[begin The data]

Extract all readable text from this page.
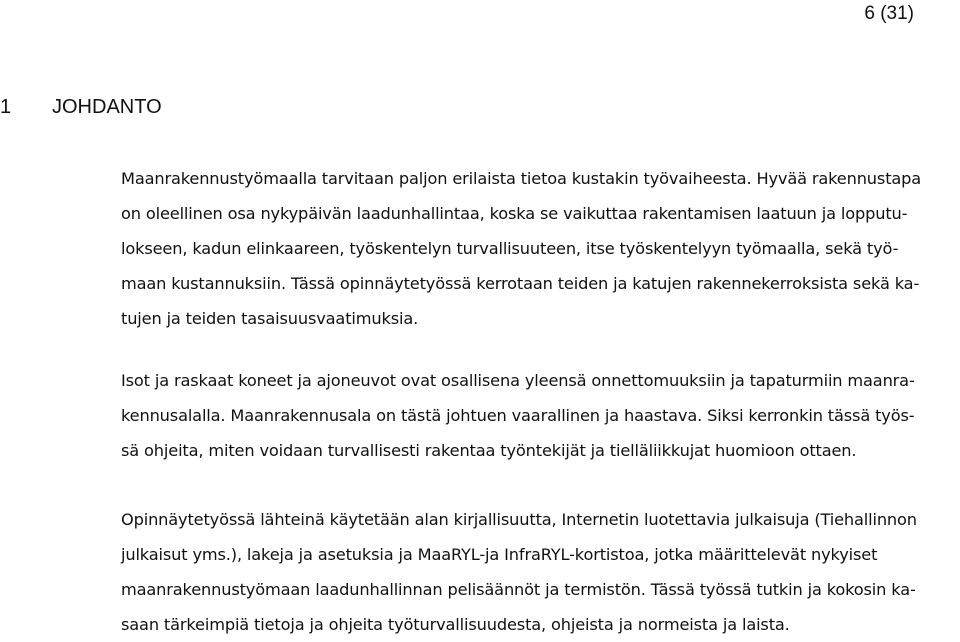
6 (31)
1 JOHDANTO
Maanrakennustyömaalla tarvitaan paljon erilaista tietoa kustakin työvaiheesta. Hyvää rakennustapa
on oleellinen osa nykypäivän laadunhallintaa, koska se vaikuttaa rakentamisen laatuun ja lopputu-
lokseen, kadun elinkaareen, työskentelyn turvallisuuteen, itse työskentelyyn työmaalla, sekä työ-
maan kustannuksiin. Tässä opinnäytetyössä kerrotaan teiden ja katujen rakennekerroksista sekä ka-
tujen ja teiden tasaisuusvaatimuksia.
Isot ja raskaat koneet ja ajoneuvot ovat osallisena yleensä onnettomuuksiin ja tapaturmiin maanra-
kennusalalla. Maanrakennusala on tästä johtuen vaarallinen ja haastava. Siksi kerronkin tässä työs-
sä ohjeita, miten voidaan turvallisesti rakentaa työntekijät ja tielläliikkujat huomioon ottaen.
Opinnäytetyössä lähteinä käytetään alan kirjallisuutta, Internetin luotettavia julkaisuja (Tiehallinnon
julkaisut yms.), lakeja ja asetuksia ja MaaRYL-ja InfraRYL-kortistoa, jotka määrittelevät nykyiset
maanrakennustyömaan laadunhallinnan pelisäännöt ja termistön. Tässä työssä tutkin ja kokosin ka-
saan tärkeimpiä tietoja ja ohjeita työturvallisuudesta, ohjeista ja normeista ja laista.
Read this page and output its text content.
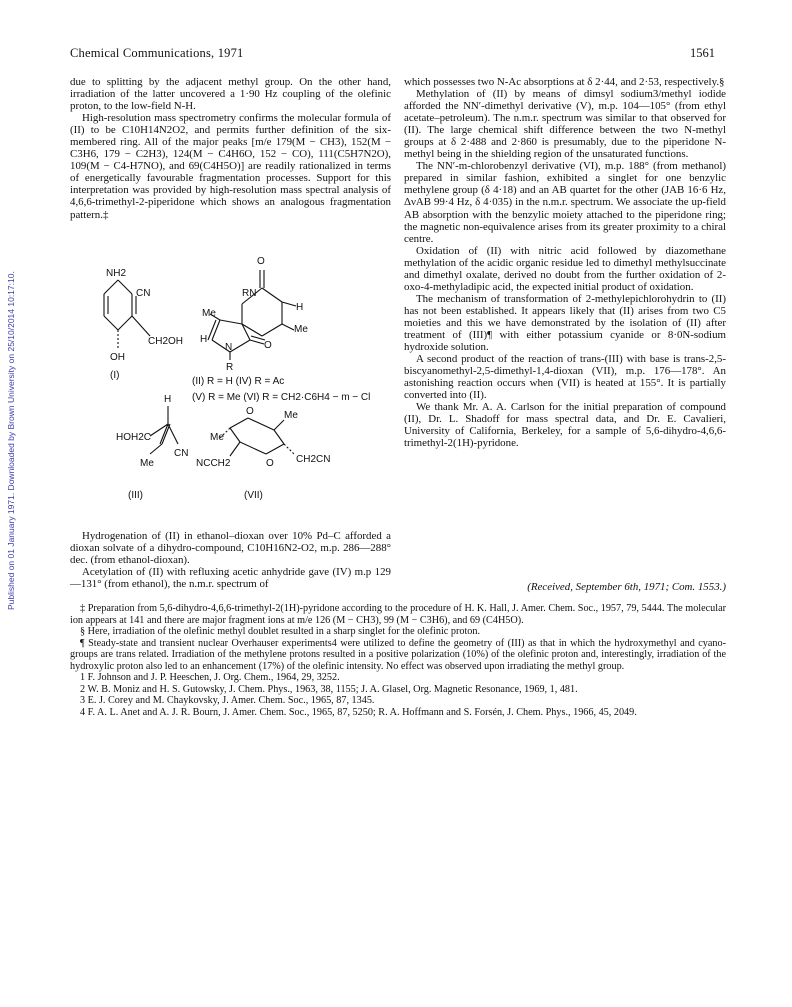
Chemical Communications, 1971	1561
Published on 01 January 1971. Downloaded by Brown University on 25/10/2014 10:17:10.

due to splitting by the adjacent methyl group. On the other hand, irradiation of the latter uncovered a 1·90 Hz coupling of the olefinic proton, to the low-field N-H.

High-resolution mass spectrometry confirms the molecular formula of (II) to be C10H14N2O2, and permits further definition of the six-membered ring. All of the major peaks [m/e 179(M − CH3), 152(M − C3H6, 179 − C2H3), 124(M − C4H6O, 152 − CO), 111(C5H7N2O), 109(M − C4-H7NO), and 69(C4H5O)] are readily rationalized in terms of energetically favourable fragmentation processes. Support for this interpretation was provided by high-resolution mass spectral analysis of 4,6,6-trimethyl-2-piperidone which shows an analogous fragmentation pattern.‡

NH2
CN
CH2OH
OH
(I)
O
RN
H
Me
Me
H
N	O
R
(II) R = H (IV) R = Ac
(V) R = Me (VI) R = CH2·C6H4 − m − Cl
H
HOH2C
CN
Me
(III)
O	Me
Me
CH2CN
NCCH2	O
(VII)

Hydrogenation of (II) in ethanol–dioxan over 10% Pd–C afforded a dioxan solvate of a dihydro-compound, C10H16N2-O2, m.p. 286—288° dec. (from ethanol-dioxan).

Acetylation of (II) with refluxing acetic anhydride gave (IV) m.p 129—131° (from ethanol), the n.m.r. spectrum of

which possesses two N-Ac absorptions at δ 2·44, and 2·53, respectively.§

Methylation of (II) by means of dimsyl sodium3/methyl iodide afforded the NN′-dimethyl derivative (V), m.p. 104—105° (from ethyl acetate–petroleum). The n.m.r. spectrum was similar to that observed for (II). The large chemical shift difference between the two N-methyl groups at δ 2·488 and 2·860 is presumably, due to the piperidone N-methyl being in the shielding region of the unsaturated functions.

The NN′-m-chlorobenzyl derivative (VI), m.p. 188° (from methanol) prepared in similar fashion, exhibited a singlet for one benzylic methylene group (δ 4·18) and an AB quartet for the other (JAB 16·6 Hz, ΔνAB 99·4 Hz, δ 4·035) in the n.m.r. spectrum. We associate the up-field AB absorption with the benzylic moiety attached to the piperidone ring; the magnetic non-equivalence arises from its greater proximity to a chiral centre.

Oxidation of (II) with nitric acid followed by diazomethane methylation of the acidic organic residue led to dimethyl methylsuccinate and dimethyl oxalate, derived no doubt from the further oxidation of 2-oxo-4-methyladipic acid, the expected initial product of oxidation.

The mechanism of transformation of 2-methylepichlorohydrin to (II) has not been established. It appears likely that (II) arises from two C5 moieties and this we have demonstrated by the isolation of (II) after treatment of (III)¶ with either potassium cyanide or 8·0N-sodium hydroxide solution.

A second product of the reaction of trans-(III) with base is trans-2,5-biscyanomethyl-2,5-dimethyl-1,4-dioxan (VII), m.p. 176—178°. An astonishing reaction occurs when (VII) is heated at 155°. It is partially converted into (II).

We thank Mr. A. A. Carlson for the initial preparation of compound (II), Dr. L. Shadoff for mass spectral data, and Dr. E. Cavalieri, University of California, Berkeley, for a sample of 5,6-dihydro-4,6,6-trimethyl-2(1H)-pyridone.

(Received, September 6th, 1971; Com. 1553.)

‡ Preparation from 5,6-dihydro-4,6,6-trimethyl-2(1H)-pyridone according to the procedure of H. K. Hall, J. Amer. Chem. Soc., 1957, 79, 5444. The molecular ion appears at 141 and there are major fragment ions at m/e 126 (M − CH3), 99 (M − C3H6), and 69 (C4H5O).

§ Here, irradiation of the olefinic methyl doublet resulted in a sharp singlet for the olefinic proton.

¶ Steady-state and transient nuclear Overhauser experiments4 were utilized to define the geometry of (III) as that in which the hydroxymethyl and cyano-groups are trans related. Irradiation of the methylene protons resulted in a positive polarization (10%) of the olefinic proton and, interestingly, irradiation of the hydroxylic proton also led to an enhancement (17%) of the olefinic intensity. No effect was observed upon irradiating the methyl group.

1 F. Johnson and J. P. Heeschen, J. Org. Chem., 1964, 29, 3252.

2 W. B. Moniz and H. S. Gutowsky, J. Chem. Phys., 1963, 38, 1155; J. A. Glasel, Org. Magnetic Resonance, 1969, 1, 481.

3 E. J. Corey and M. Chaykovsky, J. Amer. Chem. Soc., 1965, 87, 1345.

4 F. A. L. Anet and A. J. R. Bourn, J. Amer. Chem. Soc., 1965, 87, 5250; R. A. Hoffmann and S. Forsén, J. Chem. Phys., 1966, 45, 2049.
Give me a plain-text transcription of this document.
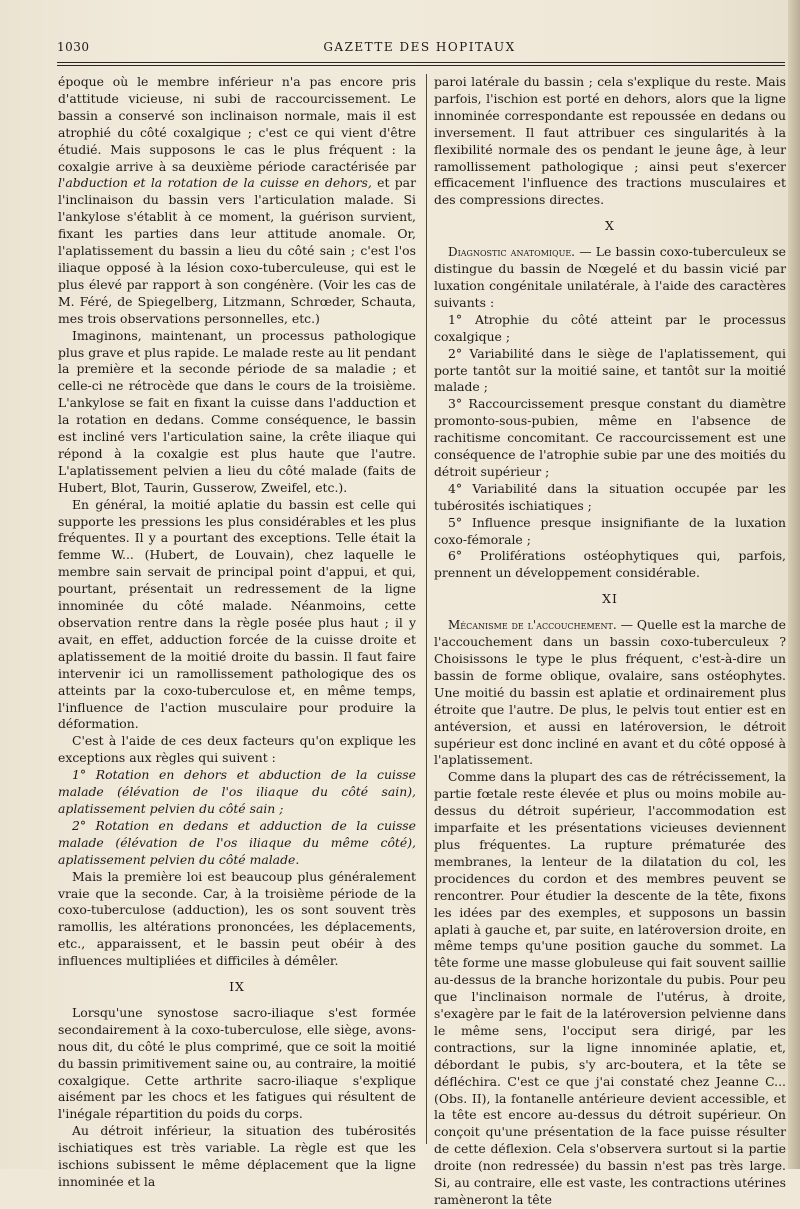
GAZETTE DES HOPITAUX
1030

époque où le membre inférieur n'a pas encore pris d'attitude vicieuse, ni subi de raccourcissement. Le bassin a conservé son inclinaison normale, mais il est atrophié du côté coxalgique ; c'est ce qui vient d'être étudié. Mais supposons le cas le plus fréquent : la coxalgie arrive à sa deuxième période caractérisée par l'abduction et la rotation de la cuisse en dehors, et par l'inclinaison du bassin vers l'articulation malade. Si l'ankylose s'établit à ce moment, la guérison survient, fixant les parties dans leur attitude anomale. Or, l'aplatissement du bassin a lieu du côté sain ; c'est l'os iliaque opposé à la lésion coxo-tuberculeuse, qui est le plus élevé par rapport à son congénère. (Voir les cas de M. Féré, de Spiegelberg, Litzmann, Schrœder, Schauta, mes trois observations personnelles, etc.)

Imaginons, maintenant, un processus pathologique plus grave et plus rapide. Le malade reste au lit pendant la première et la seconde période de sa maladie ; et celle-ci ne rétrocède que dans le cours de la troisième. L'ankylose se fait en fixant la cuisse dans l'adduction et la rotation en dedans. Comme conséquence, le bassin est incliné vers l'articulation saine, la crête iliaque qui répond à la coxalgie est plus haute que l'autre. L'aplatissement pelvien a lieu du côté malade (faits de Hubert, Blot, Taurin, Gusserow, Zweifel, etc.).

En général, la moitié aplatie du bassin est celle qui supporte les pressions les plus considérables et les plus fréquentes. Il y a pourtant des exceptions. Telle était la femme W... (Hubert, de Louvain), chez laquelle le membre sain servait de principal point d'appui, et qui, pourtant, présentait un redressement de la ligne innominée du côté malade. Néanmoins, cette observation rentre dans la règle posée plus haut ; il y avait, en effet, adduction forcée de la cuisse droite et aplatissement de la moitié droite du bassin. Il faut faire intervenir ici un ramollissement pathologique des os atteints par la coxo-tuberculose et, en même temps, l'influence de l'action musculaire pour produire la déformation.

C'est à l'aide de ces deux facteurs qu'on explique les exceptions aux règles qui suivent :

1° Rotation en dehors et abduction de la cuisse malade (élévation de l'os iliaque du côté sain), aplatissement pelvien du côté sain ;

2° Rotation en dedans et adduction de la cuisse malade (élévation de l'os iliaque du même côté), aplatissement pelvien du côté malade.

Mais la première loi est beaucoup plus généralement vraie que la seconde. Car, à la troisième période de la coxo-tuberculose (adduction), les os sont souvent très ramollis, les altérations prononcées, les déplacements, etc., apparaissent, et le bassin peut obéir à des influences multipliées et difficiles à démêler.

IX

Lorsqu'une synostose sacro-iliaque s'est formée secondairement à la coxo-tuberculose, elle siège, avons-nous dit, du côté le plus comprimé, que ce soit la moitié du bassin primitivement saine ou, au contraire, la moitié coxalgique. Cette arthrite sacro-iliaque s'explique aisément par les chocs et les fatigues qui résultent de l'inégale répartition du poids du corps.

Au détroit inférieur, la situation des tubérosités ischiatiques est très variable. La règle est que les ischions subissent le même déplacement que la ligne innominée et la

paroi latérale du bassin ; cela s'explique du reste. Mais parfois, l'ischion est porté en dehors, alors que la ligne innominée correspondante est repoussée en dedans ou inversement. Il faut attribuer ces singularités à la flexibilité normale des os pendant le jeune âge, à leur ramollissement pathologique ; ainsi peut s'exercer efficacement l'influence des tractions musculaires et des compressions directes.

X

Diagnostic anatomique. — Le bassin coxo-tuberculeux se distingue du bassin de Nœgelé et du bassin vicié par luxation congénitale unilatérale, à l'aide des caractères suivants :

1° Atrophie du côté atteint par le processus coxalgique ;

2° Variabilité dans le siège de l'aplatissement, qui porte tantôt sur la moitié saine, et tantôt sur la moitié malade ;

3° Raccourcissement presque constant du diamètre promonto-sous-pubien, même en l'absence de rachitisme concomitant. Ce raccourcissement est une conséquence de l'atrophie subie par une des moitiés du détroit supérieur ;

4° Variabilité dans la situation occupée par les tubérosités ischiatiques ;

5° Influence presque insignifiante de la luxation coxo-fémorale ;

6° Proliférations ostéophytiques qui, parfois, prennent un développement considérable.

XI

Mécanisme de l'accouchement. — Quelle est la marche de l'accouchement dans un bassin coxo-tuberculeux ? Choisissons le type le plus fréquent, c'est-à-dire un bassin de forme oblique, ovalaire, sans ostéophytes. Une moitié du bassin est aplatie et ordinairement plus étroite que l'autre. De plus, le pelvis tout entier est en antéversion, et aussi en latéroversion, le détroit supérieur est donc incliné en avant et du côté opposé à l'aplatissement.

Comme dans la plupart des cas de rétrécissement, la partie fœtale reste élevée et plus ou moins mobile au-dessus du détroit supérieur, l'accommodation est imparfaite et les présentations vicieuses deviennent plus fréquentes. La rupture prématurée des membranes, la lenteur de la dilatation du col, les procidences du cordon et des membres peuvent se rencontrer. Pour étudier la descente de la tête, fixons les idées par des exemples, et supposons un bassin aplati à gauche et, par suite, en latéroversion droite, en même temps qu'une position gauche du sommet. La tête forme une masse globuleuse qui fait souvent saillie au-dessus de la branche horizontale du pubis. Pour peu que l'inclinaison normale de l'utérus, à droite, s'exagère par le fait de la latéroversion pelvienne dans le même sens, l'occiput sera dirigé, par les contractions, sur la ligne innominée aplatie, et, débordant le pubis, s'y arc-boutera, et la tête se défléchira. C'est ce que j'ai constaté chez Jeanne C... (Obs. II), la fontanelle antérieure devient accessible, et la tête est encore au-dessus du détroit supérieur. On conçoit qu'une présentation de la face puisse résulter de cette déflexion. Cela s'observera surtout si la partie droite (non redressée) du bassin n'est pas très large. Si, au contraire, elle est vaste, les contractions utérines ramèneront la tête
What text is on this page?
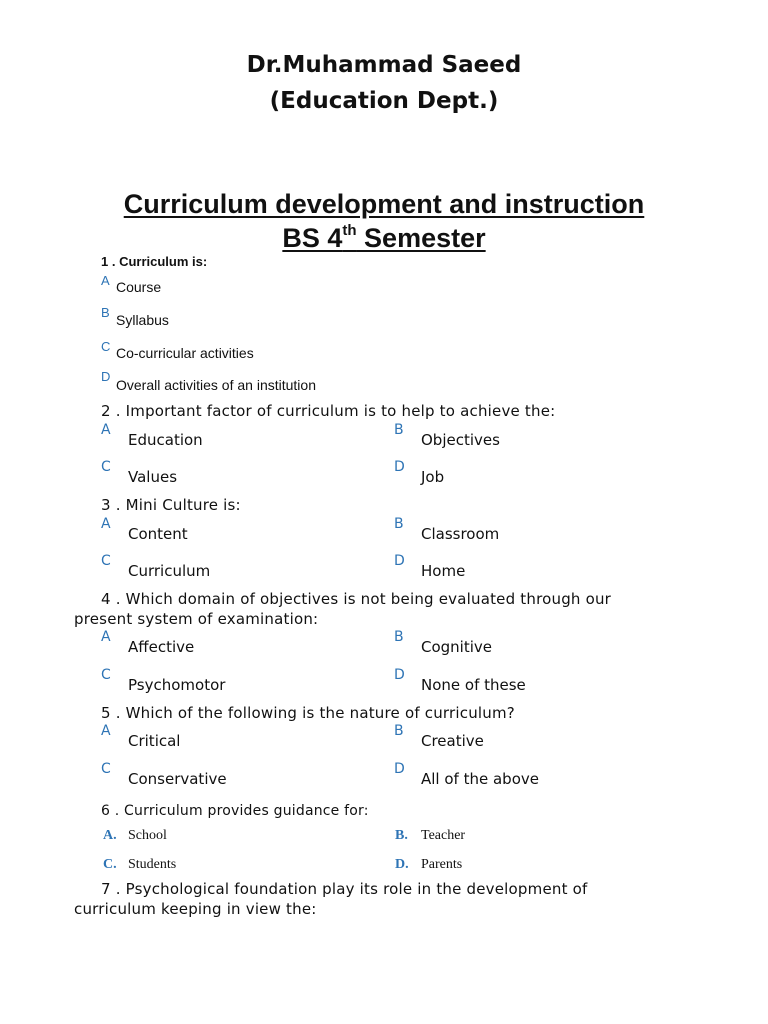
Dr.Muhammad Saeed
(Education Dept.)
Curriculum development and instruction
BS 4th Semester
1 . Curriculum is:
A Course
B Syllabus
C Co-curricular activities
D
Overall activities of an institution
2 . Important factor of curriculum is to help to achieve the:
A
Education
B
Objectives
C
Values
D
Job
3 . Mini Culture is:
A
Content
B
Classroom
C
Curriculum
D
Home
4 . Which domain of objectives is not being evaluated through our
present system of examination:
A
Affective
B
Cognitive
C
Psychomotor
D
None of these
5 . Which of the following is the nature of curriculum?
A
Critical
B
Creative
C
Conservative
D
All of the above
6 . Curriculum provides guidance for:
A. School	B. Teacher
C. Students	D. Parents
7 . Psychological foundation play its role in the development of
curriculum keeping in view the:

[end The data]

■ **Task to complete**
Collect every line above that contains the word "processus".

■ **Final result**
Imaginons, maintenant, un processus pathologique plus grave et plus rapide. Le malade reste au lit pendant la première et la seconde période de sa maladie ; et celle-ci ne rétrocède que dans le cours de la troisième. L'ankylose se fait en fixant la cuisse dans l'adduction et la rotation en dedans. Comme conséquence, le bassin est incliné vers l'articulation saine, la crête iliaque qui répond à la coxalgie est plus haute que l'autre. L'aplatissement pelvien a lieu du côté malade (faits de Hubert, Blot, Taurin, Gusserow, Zweifel, etc.).
1° Atrophie du côté atteint par le processus coxalgique ;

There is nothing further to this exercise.